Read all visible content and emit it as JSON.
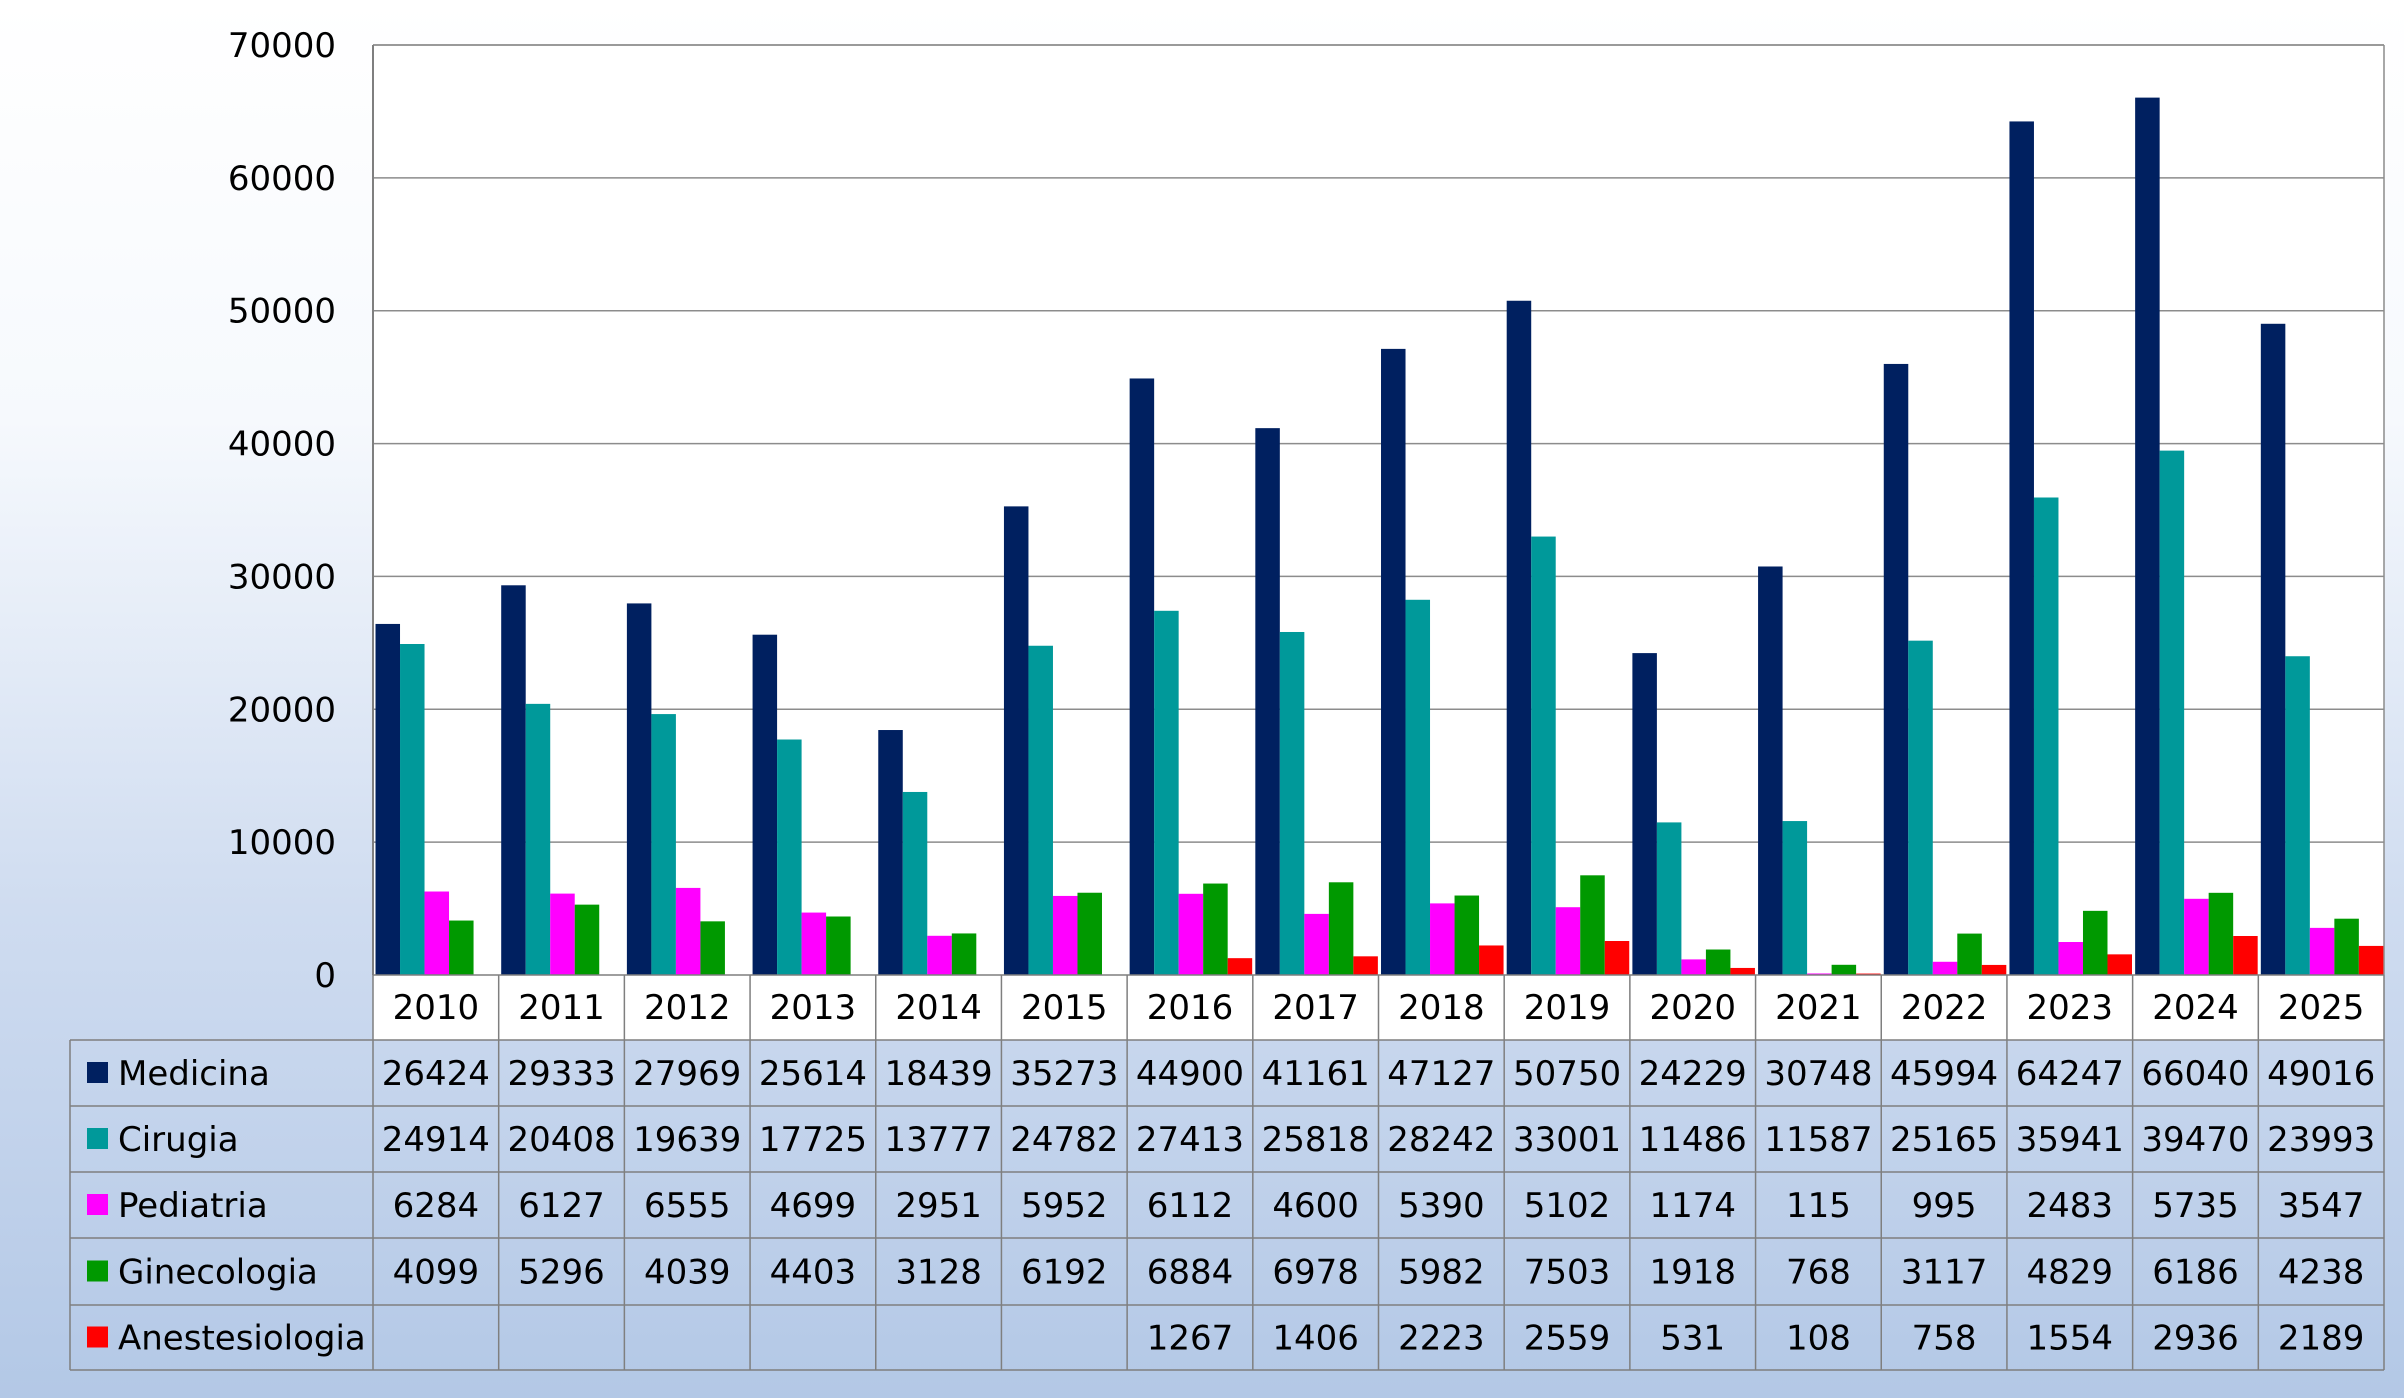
{
  "chart_data": {
    "type": "bar",
    "title": "",
    "xlabel": "",
    "ylabel": "",
    "ylim": [
      0,
      70000
    ],
    "yticks": [
      0,
      10000,
      20000,
      30000,
      40000,
      50000,
      60000,
      70000
    ],
    "grid": true,
    "legend": "data-table",
    "categories": [
      "2010",
      "2011",
      "2012",
      "2013",
      "2014",
      "2015",
      "2016",
      "2017",
      "2018",
      "2019",
      "2020",
      "2021",
      "2022",
      "2023",
      "2024",
      "2025"
    ],
    "series": [
      {
        "name": "Medicina",
        "color": "#002060",
        "values": [
          26424,
          29333,
          27969,
          25614,
          18439,
          35273,
          44900,
          41161,
          47127,
          50750,
          24229,
          30748,
          45994,
          64247,
          66040,
          49016
        ]
      },
      {
        "name": "Cirugia",
        "color": "#00999A",
        "values": [
          24914,
          20408,
          19639,
          17725,
          13777,
          24782,
          27413,
          25818,
          28242,
          33001,
          11486,
          11587,
          25165,
          35941,
          39470,
          23993
        ]
      },
      {
        "name": "Pediatria",
        "color": "#FF00FF",
        "values": [
          6284,
          6127,
          6555,
          4699,
          2951,
          5952,
          6112,
          4600,
          5390,
          5102,
          1174,
          115,
          995,
          2483,
          5735,
          3547
        ]
      },
      {
        "name": "Ginecologia",
        "color": "#009900",
        "values": [
          4099,
          5296,
          4039,
          4403,
          3128,
          6192,
          6884,
          6978,
          5982,
          7503,
          1918,
          768,
          3117,
          4829,
          6186,
          4238
        ]
      },
      {
        "name": "Anestesiologia",
        "color": "#FF0000",
        "values": [
          null,
          null,
          null,
          null,
          null,
          null,
          1267,
          1406,
          2223,
          2559,
          531,
          108,
          758,
          1554,
          2936,
          2189
        ]
      }
    ]
  }
}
__________
▶ _Aim_
Return a copy of every line that includes the word "name".

▶ _Written reply_
        "name": "Medicina",
        "name": "Cirugia",
        "name": "Pediatria",
        "name": "Ginecologia",
        "name": "Anestesiologia",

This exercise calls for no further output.